*** Block opens ***
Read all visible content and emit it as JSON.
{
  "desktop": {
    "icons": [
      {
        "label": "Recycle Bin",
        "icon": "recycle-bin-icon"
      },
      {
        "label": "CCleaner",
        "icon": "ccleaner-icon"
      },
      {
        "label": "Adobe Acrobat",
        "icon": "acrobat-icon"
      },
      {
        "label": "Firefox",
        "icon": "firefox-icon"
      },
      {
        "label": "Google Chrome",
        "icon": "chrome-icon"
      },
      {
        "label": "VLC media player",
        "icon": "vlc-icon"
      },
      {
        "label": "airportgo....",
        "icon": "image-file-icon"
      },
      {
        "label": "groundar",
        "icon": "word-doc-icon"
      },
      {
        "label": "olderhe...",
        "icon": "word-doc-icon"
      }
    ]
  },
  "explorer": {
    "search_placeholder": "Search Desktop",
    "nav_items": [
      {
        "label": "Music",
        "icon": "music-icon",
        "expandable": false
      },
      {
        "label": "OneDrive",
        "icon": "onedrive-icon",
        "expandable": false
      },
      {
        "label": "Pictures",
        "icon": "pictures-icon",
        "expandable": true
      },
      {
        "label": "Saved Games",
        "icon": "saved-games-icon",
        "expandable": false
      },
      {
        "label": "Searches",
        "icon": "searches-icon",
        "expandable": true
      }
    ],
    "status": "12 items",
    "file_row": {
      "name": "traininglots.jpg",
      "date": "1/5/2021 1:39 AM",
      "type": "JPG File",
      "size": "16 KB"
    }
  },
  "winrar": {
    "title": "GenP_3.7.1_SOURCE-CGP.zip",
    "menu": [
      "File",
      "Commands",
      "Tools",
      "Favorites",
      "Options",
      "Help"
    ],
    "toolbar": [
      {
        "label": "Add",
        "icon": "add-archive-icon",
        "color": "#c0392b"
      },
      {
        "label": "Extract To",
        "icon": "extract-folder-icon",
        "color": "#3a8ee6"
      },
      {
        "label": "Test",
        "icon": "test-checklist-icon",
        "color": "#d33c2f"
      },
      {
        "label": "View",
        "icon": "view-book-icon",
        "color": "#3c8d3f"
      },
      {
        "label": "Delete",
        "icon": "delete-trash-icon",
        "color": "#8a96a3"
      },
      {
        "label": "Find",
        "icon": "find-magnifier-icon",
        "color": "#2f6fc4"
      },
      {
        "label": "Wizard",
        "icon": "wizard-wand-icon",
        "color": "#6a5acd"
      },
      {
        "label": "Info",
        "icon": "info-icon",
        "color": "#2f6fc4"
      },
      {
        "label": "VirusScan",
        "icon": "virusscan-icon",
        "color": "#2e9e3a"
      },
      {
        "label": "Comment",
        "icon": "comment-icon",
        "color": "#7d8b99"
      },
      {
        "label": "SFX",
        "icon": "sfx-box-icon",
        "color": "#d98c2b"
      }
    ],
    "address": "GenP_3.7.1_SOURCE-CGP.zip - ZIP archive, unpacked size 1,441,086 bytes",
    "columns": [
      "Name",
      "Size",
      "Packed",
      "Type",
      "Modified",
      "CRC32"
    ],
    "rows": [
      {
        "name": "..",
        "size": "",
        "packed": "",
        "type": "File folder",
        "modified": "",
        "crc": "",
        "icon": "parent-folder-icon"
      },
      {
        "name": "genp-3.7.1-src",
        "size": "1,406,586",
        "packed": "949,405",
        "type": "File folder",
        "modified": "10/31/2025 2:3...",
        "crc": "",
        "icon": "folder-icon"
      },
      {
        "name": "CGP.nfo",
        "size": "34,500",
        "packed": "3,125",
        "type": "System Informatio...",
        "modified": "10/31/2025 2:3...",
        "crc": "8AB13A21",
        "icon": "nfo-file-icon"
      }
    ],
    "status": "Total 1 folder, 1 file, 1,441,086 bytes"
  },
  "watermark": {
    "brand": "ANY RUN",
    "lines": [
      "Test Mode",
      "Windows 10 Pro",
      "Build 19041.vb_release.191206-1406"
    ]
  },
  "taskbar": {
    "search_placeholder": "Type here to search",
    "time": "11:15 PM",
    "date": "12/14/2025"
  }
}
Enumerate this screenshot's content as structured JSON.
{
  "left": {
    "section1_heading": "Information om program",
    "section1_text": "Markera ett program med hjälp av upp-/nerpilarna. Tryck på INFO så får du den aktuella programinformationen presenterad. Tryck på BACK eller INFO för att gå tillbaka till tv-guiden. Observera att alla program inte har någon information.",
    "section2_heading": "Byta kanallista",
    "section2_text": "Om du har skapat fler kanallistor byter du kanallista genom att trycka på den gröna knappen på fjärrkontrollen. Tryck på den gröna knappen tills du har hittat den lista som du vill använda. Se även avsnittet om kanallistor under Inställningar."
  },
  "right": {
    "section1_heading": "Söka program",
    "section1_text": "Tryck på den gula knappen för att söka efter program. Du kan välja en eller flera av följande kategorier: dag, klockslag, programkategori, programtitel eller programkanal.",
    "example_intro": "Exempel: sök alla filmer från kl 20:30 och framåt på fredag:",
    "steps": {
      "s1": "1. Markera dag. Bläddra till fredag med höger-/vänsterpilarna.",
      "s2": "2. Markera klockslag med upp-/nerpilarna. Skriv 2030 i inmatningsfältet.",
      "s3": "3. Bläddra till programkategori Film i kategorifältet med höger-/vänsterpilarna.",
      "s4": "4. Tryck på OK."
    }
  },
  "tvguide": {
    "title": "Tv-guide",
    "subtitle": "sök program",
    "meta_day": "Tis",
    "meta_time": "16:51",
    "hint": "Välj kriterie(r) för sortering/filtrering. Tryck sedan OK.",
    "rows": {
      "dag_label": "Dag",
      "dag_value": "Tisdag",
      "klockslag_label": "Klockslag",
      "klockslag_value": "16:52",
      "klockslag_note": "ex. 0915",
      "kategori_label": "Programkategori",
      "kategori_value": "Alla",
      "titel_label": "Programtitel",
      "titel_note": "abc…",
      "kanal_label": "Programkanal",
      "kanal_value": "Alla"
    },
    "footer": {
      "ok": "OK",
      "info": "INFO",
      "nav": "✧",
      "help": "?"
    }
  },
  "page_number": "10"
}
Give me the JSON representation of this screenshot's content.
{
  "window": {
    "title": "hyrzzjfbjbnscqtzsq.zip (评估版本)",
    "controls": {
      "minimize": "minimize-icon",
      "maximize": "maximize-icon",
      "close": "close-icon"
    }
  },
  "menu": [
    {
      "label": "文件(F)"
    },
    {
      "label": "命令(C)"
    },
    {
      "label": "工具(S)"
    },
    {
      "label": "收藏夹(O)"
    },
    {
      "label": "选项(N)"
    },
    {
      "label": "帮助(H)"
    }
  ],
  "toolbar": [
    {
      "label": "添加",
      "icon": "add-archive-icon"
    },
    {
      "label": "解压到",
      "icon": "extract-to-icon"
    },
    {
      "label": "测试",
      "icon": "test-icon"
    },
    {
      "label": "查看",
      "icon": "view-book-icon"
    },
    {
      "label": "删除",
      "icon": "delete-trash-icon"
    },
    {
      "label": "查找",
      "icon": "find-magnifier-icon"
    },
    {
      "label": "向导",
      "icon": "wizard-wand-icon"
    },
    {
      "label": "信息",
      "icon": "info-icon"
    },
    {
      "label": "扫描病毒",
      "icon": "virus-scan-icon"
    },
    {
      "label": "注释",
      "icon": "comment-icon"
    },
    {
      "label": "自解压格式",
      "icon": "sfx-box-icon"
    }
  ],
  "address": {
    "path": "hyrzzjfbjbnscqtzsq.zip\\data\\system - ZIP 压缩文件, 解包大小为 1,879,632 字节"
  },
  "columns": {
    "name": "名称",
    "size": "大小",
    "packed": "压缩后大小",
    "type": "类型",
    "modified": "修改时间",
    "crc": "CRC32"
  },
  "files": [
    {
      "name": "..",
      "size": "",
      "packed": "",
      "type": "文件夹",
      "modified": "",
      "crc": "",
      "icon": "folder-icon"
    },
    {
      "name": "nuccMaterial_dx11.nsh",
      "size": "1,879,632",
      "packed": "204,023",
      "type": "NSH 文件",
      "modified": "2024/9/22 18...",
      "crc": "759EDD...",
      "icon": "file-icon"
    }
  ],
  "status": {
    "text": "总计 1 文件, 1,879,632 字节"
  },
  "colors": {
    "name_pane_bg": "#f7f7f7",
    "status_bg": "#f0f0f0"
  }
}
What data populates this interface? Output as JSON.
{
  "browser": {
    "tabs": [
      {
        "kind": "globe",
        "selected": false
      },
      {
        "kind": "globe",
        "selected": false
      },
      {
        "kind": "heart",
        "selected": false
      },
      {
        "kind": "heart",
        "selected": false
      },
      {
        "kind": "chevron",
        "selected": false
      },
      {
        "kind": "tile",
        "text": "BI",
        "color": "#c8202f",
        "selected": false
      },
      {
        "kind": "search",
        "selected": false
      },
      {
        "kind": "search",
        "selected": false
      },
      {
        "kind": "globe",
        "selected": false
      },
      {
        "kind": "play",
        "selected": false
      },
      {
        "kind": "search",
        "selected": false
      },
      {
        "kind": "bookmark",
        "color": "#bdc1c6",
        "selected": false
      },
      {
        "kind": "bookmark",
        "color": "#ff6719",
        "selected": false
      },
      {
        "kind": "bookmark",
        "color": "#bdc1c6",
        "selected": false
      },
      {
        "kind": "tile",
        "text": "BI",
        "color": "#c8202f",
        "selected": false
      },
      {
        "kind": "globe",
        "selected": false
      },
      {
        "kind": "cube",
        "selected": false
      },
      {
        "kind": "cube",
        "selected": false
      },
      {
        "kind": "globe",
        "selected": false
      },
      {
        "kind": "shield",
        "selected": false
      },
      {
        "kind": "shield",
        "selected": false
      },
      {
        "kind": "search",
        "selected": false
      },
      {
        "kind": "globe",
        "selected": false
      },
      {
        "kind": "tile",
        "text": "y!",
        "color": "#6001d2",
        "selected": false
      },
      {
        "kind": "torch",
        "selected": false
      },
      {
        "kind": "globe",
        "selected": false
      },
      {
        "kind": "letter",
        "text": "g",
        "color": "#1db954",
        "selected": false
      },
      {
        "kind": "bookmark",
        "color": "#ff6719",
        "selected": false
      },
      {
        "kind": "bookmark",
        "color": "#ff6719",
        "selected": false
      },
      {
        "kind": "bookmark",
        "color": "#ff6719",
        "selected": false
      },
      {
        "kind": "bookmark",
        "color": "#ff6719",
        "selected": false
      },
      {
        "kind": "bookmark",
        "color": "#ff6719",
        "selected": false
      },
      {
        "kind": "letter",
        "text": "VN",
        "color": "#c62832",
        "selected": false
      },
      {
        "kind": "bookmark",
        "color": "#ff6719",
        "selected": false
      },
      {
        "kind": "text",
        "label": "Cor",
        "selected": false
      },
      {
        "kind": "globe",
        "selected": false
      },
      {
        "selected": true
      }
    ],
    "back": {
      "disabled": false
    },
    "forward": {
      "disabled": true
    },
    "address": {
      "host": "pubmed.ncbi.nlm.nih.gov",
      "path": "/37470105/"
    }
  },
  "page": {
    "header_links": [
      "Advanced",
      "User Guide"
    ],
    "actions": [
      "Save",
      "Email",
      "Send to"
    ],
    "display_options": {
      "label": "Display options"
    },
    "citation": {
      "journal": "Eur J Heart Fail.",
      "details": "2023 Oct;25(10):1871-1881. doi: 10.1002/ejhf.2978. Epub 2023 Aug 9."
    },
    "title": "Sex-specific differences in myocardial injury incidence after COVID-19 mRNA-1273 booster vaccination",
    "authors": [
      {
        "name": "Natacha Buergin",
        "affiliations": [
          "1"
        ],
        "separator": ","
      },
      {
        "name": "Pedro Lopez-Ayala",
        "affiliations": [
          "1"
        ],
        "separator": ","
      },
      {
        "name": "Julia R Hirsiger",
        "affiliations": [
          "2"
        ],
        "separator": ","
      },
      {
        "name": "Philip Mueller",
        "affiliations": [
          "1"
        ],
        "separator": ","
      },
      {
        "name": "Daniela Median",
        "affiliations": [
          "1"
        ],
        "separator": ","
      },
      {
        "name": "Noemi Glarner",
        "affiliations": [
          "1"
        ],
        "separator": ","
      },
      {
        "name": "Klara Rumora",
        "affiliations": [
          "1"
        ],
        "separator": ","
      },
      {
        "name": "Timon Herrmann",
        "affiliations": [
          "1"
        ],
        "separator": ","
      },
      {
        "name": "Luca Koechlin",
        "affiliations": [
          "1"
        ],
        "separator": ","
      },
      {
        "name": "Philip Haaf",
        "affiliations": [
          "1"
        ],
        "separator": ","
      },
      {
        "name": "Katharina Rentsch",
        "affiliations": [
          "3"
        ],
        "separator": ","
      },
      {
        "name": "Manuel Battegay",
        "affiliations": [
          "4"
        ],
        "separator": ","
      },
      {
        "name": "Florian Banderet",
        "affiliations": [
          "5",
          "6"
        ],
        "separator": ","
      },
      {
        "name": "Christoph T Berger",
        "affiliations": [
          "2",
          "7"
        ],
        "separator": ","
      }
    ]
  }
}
*** Block closes ***
▶ Goal of the exercise: The string "Tryck" may appear in the entries. Say how many lines contain it, as a bare number.

▶ Completed exercise: 5